## PROVIDED RECORDS
>>>

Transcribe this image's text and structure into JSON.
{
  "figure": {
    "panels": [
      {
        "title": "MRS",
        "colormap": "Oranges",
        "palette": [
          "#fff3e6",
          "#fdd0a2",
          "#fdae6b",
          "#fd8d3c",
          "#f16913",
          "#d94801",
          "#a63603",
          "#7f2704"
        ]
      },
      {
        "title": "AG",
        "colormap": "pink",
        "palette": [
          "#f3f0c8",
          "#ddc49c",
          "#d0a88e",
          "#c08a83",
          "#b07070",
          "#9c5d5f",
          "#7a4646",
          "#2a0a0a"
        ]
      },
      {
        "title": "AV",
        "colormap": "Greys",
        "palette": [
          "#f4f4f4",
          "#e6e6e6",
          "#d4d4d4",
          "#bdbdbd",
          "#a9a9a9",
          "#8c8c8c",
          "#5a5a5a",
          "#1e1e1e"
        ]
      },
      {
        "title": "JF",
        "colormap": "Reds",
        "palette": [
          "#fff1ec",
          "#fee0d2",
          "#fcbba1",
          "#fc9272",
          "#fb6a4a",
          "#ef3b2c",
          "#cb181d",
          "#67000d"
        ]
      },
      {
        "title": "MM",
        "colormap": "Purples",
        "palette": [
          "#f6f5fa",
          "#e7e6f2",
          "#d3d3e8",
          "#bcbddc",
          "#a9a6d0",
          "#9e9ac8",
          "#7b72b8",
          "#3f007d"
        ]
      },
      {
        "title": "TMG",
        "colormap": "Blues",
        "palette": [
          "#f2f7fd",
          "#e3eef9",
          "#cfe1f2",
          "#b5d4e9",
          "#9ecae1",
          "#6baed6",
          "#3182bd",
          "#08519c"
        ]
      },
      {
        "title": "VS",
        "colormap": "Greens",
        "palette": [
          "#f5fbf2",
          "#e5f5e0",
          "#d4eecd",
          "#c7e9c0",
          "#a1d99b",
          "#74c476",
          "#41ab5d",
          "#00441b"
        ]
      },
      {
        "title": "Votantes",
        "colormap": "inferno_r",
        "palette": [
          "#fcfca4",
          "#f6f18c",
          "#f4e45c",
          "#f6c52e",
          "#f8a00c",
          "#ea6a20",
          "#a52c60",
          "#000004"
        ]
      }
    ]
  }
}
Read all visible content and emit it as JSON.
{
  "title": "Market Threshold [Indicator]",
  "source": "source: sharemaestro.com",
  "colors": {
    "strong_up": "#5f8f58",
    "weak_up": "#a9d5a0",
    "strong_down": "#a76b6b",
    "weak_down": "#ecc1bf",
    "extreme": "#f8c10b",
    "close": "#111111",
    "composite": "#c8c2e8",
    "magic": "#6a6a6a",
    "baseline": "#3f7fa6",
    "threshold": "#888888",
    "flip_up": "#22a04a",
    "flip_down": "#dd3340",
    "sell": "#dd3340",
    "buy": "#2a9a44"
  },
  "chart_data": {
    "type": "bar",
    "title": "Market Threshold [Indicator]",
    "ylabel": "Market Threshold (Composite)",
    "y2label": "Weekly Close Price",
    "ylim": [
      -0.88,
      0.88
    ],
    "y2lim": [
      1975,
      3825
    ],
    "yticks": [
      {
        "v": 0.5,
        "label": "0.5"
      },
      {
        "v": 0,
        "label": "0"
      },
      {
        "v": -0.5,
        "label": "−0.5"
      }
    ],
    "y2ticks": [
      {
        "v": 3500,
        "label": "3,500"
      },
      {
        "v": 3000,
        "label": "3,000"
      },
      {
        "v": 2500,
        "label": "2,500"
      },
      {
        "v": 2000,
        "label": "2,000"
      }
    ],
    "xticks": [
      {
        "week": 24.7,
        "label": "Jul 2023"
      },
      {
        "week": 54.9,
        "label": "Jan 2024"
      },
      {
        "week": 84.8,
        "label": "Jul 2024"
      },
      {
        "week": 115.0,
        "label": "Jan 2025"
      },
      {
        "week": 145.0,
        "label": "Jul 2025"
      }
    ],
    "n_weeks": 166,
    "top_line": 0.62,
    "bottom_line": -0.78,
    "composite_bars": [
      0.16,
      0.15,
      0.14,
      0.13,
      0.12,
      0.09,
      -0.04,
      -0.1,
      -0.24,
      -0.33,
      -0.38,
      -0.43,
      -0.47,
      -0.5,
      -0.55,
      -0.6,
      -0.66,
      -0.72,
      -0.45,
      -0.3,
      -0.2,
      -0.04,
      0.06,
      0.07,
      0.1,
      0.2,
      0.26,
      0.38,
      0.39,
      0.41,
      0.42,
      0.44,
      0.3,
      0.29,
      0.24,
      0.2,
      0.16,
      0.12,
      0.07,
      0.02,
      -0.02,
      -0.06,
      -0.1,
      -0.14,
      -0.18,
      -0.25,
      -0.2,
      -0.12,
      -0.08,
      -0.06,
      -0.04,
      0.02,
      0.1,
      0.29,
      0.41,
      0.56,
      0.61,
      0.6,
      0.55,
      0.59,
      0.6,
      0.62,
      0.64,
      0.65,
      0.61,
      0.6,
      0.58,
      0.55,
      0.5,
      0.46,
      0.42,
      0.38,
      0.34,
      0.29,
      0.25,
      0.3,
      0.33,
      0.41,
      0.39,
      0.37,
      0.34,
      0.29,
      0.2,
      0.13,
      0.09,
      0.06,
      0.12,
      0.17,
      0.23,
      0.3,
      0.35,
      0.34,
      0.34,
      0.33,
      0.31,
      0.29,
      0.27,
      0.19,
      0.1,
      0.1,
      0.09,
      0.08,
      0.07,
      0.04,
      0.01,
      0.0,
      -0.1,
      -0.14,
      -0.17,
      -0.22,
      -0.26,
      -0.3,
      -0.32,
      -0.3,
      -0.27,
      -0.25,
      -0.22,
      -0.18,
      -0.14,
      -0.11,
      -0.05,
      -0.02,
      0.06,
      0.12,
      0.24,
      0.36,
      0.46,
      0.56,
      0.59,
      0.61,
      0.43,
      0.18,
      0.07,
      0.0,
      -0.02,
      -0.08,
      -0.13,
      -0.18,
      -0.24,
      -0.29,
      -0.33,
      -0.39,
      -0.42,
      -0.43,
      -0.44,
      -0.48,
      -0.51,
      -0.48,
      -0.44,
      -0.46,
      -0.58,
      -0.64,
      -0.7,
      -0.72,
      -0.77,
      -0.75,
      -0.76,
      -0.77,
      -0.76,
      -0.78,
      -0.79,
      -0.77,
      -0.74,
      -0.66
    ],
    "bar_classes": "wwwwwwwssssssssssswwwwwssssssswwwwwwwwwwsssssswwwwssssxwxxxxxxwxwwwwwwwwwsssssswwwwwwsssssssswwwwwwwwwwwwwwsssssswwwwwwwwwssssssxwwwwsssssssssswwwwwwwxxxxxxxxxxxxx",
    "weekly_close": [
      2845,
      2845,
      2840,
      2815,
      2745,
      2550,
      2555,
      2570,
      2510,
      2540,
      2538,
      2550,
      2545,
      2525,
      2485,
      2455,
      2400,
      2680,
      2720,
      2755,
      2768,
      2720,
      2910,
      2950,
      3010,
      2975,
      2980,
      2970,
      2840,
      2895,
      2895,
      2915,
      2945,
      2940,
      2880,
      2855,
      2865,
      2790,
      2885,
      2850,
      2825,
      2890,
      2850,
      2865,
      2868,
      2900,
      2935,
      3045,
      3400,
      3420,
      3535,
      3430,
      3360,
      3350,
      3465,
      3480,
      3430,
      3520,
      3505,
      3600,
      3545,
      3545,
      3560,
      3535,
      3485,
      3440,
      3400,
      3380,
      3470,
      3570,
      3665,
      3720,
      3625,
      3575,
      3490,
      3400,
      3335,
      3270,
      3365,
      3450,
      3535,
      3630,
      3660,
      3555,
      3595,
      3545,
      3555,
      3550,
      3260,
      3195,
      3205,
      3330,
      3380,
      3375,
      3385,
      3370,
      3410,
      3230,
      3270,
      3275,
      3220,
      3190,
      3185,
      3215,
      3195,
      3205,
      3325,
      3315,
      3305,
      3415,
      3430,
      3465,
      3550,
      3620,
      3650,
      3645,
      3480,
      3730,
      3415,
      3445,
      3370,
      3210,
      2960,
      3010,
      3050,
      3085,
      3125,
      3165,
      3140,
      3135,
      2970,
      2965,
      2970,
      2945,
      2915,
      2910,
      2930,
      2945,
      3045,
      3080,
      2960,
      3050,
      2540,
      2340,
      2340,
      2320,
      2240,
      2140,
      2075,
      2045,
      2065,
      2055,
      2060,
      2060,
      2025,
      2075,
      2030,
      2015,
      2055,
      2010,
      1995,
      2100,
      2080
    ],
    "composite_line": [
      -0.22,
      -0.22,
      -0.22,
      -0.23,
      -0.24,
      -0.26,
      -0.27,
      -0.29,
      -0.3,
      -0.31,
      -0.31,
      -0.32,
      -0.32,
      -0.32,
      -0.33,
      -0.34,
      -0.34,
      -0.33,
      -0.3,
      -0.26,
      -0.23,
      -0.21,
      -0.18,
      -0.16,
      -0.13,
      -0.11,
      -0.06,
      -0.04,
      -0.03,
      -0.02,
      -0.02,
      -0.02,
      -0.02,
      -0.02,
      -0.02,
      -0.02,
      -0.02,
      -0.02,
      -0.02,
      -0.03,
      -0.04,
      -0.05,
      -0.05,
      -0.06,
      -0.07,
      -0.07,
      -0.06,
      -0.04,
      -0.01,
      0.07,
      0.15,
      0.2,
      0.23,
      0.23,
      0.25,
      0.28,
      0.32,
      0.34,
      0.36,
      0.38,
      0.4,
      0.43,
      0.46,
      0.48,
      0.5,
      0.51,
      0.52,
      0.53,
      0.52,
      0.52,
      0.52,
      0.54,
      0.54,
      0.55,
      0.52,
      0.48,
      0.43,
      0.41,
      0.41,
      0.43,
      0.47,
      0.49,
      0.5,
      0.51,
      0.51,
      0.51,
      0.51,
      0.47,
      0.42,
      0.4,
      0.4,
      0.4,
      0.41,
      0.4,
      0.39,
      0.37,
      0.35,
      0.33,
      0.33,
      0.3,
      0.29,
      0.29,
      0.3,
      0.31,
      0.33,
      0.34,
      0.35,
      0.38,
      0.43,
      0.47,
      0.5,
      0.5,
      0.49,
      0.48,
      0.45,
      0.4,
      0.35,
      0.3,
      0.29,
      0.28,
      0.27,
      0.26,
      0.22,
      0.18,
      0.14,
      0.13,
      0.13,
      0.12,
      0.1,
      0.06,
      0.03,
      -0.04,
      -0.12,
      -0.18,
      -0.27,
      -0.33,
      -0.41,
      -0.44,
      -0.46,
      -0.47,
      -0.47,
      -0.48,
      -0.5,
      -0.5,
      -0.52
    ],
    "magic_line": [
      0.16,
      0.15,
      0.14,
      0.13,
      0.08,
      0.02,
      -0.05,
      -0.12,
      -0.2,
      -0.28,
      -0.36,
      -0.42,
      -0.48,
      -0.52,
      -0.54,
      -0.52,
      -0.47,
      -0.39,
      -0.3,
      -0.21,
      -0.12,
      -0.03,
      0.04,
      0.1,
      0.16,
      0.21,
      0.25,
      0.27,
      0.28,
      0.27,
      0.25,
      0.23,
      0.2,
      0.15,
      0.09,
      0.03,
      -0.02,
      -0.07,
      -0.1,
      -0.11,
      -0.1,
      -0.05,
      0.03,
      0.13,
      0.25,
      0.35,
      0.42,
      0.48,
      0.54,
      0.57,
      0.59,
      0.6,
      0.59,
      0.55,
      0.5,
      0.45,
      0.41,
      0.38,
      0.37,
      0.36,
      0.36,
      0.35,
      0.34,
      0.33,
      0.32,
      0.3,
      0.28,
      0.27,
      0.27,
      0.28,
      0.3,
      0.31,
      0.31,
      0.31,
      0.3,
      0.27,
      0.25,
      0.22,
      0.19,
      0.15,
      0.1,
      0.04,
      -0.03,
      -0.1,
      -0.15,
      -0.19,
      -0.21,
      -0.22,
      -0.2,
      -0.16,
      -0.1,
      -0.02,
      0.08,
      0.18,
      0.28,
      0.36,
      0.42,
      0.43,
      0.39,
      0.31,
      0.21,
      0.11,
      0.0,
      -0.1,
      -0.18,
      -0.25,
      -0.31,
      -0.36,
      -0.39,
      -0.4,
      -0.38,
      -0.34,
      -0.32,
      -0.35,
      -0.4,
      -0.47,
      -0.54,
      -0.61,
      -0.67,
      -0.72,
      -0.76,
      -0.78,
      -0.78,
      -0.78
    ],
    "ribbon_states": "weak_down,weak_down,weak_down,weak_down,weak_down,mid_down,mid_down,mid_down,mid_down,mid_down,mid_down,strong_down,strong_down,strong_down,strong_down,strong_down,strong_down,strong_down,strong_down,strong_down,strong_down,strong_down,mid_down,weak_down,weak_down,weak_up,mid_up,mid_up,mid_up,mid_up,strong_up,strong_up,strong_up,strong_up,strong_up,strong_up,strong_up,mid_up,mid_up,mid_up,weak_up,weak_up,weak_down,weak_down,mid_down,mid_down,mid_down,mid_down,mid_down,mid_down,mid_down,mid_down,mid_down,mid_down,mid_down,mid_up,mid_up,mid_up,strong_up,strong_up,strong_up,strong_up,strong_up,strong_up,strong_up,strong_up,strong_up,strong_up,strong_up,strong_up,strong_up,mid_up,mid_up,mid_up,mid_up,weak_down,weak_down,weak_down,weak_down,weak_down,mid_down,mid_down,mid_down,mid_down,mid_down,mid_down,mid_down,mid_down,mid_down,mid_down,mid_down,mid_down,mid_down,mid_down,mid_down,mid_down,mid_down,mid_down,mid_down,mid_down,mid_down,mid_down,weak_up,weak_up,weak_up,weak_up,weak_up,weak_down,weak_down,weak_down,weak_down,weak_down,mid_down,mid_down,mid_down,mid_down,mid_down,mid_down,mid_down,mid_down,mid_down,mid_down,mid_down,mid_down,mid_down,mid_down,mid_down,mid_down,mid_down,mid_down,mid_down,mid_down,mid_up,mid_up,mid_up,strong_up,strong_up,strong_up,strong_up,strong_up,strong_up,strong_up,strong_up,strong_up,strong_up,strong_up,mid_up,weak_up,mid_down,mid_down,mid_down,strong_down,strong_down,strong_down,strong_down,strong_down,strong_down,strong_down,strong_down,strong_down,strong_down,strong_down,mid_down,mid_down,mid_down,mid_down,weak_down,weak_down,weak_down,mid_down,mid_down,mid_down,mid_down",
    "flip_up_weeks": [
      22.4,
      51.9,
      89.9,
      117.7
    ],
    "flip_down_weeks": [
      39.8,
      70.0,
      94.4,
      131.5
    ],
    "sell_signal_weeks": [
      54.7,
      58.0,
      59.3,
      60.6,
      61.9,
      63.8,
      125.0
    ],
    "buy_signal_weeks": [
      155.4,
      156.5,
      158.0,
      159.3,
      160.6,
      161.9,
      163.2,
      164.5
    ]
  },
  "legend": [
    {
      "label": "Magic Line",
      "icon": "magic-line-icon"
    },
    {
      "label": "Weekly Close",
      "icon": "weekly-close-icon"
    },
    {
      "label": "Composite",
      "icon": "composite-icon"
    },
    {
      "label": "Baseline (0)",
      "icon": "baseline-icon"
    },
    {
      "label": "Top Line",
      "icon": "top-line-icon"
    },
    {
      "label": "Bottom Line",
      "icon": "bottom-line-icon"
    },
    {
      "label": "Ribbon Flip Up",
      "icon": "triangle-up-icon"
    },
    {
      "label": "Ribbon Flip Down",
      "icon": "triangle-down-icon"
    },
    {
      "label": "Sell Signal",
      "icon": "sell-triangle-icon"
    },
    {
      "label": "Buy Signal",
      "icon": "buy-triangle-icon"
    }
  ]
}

<<<

## TASK TO CARRY OUT
Using the records above, list each line that includes "Indicator".

## TASK OUTPUT
  "title": "Market Threshold [Indicator]",
    "title": "Market Threshold [Indicator]",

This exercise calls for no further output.